Compile every line that includes the word "需要寄回维修的".

--- Begin Exercise input ---

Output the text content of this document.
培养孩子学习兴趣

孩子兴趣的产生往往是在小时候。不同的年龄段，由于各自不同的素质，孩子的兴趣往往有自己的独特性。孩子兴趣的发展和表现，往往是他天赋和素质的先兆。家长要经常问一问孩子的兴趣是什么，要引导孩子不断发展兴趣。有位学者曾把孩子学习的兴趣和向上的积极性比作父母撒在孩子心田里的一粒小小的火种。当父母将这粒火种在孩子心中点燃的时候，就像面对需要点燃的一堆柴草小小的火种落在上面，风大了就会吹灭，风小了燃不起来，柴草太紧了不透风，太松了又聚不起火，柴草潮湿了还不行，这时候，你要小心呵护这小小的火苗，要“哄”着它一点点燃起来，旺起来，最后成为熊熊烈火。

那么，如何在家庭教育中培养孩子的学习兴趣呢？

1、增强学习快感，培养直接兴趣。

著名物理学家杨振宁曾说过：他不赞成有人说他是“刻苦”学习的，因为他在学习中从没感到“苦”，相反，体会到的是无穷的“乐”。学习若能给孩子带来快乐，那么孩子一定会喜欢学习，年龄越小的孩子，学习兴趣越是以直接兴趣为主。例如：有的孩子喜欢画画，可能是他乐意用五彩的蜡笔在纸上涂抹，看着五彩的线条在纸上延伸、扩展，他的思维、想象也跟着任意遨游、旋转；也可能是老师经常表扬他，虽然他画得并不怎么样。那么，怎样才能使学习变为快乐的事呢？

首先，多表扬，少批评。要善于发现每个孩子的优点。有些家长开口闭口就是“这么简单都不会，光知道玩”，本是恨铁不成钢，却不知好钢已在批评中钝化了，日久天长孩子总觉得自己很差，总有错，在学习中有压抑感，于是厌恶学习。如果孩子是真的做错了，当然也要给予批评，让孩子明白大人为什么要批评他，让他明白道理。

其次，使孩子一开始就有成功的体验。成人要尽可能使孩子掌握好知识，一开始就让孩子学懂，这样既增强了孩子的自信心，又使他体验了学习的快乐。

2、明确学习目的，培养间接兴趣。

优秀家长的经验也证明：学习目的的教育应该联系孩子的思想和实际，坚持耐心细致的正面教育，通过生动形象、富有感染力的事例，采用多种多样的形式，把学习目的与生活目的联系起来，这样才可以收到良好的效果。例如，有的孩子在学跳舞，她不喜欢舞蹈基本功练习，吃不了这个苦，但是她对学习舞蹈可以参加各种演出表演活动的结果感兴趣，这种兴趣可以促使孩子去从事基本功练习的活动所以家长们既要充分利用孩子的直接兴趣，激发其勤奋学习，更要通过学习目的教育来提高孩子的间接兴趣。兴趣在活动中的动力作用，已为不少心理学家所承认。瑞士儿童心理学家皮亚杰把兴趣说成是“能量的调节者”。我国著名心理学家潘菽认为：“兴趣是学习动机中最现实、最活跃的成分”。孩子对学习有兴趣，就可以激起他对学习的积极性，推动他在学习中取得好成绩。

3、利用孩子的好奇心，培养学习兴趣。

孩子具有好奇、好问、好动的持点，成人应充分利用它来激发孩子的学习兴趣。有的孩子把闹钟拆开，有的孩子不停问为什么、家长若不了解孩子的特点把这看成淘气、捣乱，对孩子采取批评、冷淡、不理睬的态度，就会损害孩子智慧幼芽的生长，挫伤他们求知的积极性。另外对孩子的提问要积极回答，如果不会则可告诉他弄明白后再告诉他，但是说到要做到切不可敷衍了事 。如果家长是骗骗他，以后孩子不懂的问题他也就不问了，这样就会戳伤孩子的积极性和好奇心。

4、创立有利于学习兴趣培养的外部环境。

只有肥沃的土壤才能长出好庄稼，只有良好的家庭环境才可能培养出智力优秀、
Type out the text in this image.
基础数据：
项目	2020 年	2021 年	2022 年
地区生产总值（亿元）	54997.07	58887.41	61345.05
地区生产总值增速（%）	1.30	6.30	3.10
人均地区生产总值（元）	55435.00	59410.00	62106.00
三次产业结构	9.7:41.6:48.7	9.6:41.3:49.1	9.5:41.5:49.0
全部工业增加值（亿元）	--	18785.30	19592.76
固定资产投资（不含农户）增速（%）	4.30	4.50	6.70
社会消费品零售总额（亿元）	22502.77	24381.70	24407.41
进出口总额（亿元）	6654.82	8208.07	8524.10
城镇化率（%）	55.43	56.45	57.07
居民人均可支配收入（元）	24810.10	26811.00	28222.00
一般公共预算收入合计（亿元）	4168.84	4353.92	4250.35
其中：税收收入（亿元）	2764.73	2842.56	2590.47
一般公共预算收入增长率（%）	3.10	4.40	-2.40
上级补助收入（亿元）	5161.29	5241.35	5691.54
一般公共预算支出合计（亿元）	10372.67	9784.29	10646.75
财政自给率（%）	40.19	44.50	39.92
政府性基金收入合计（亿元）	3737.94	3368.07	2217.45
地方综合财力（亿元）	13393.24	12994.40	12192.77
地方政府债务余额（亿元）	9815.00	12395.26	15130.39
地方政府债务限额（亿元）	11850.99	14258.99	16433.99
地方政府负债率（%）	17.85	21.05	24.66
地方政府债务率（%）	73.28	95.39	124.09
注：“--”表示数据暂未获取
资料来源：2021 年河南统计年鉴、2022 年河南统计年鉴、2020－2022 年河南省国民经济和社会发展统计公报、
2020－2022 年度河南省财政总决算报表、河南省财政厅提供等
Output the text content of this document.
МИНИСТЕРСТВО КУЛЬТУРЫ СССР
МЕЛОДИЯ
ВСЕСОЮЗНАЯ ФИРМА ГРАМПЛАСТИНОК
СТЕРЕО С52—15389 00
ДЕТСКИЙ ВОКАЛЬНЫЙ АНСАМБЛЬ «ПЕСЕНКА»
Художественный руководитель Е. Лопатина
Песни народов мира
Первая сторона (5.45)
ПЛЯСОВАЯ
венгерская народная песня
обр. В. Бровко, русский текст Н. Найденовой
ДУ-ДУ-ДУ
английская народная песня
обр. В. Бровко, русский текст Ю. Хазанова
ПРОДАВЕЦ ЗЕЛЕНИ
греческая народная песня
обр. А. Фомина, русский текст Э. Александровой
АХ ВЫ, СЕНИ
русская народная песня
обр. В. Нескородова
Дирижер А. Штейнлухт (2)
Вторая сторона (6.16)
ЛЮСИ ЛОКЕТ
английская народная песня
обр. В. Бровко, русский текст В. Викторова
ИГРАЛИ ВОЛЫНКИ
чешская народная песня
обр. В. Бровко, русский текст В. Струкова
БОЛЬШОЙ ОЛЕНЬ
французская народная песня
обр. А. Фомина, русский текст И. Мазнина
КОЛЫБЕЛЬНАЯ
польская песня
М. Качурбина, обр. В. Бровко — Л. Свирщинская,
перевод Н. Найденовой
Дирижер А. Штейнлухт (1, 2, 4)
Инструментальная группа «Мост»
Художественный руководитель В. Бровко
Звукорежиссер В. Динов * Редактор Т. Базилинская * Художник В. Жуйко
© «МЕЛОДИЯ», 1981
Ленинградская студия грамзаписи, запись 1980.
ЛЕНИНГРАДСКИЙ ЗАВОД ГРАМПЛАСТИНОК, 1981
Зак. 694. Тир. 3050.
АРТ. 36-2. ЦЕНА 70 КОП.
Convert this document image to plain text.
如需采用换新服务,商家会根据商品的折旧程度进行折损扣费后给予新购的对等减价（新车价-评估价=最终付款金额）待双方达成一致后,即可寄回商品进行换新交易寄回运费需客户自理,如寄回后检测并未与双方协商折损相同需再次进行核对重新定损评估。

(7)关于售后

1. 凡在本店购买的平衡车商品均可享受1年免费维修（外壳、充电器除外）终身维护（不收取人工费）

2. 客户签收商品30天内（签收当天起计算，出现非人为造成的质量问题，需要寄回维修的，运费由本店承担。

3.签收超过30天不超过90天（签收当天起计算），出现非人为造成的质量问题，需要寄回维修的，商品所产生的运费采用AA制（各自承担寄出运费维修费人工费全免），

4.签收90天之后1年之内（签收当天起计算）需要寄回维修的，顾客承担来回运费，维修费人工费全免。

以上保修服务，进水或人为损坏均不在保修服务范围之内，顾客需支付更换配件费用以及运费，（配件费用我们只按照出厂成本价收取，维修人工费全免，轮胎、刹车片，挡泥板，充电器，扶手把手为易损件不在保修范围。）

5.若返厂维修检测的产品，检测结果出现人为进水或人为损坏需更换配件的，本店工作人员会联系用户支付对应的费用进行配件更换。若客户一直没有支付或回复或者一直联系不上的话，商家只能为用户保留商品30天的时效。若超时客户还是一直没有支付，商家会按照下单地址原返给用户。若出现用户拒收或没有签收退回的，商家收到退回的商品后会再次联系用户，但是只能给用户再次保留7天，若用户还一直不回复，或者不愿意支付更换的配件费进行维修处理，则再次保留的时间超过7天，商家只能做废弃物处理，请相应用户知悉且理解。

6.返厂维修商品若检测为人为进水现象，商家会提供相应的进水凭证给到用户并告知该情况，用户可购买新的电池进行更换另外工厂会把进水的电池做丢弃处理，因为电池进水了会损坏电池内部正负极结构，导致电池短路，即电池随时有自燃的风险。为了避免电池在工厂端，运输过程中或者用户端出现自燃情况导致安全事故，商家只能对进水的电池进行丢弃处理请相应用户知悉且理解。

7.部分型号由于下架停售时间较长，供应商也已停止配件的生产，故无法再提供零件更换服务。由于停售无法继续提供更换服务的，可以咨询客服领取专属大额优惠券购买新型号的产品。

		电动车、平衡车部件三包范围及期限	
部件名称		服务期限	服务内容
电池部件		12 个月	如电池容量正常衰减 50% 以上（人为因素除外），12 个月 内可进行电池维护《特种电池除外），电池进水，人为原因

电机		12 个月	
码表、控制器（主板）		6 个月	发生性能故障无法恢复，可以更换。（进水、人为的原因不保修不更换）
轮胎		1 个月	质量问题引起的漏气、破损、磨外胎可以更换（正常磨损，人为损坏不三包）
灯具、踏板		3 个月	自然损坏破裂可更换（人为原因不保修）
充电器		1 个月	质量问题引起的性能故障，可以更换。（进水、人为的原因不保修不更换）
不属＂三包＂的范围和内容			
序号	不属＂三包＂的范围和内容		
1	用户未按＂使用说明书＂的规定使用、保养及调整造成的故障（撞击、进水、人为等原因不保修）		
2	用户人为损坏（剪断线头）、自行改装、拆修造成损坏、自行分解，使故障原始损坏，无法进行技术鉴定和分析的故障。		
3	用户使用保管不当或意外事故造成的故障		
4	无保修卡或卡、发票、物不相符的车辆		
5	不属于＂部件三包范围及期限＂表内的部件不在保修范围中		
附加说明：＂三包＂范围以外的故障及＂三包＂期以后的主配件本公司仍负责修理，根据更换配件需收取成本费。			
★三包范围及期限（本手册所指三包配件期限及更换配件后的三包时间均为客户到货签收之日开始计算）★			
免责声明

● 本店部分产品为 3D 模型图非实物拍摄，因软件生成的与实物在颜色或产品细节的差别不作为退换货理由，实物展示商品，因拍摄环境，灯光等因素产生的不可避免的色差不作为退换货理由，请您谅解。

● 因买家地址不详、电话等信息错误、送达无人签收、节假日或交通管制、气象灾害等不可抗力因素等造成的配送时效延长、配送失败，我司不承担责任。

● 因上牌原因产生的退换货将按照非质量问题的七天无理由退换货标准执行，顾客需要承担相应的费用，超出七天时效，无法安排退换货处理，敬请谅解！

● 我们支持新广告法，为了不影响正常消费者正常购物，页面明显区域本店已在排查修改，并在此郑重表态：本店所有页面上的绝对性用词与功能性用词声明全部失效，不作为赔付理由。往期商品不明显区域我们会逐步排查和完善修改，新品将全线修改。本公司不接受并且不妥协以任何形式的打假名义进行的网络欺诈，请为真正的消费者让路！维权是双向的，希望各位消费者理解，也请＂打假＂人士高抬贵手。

--- End Exercise input ---

• [Complete output]:
2. 客户签收商品30天内（签收当天起计算，出现非人为造成的质量问题，需要寄回维修的，运费由本店承担。
3.签收超过30天不超过90天（签收当天起计算），出现非人为造成的质量问题，需要寄回维修的，商品所产生的运费采用AA制（各自承担寄出运费维修费人工费全免），
4.签收90天之后1年之内（签收当天起计算）需要寄回维修的，顾客承担来回运费，维修费人工费全免。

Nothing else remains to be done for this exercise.